## DIRECTIVE
Do not copy the pictures; transcribe all other material exactly.

#### LISTED RECORDS ####

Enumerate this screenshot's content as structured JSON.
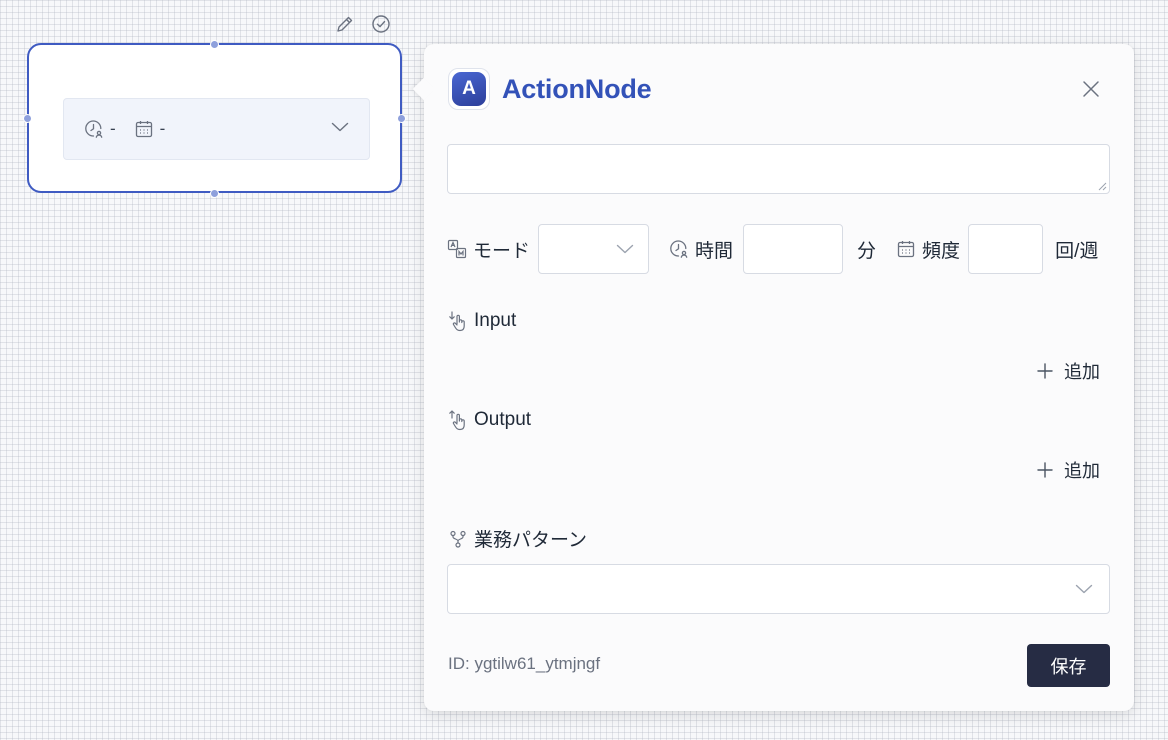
{
  "canvas": {
    "node": {
      "duration_value": "-",
      "frequency_value": "-"
    }
  },
  "panel": {
    "avatar_letter": "A",
    "title": "ActionNode",
    "mode_label": "モード",
    "time_label": "時間",
    "time_unit": "分",
    "frequency_label": "頻度",
    "frequency_unit": "回/週",
    "input_label": "Input",
    "input_add": "追加",
    "output_label": "Output",
    "output_add": "追加",
    "pattern_label": "業務パターン",
    "id_text": "ID: ygtilw61_ytmjngf",
    "save_label": "保存"
  },
  "icons": {
    "edit": "pencil-icon",
    "confirm": "check-circle-icon",
    "close": "close-icon",
    "mode": "translate-icon",
    "time": "clock-user-icon",
    "frequency": "calendar-icon",
    "input": "input-hand-icon",
    "output": "output-hand-icon",
    "pattern": "branch-icon",
    "add": "plus-icon",
    "dropdown": "chevron-down-icon"
  },
  "colors": {
    "accent": "#3352b8",
    "node_border": "#3f5bc2",
    "save_button": "#262c44"
  }
}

####

## COMPLETE ANSWER
Enumerate this screenshot's content as structured JSON.
{
  "canvas": {
    "node": {
      "duration_value": "-",
      "frequency_value": "-"
    }
  },
  "panel": {
    "avatar_letter": "A",
    "title": "ActionNode",
    "mode_label": "モード",
    "time_label": "時間",
    "time_unit": "分",
    "frequency_label": "頻度",
    "frequency_unit": "回/週",
    "input_label": "Input",
    "input_add": "追加",
    "output_label": "Output",
    "output_add": "追加",
    "pattern_label": "業務パターン",
    "id_text": "ID: ygtilw61_ytmjngf",
    "save_label": "保存"
  },
  "icons": {
    "edit": "pencil-icon",
    "confirm": "check-circle-icon",
    "close": "close-icon",
    "mode": "translate-icon",
    "time": "clock-user-icon",
    "frequency": "calendar-icon",
    "input": "input-hand-icon",
    "output": "output-hand-icon",
    "pattern": "branch-icon",
    "add": "plus-icon",
    "dropdown": "chevron-down-icon"
  },
  "colors": {
    "accent": "#3352b8",
    "node_border": "#3f5bc2",
    "save_button": "#262c44"
  }
}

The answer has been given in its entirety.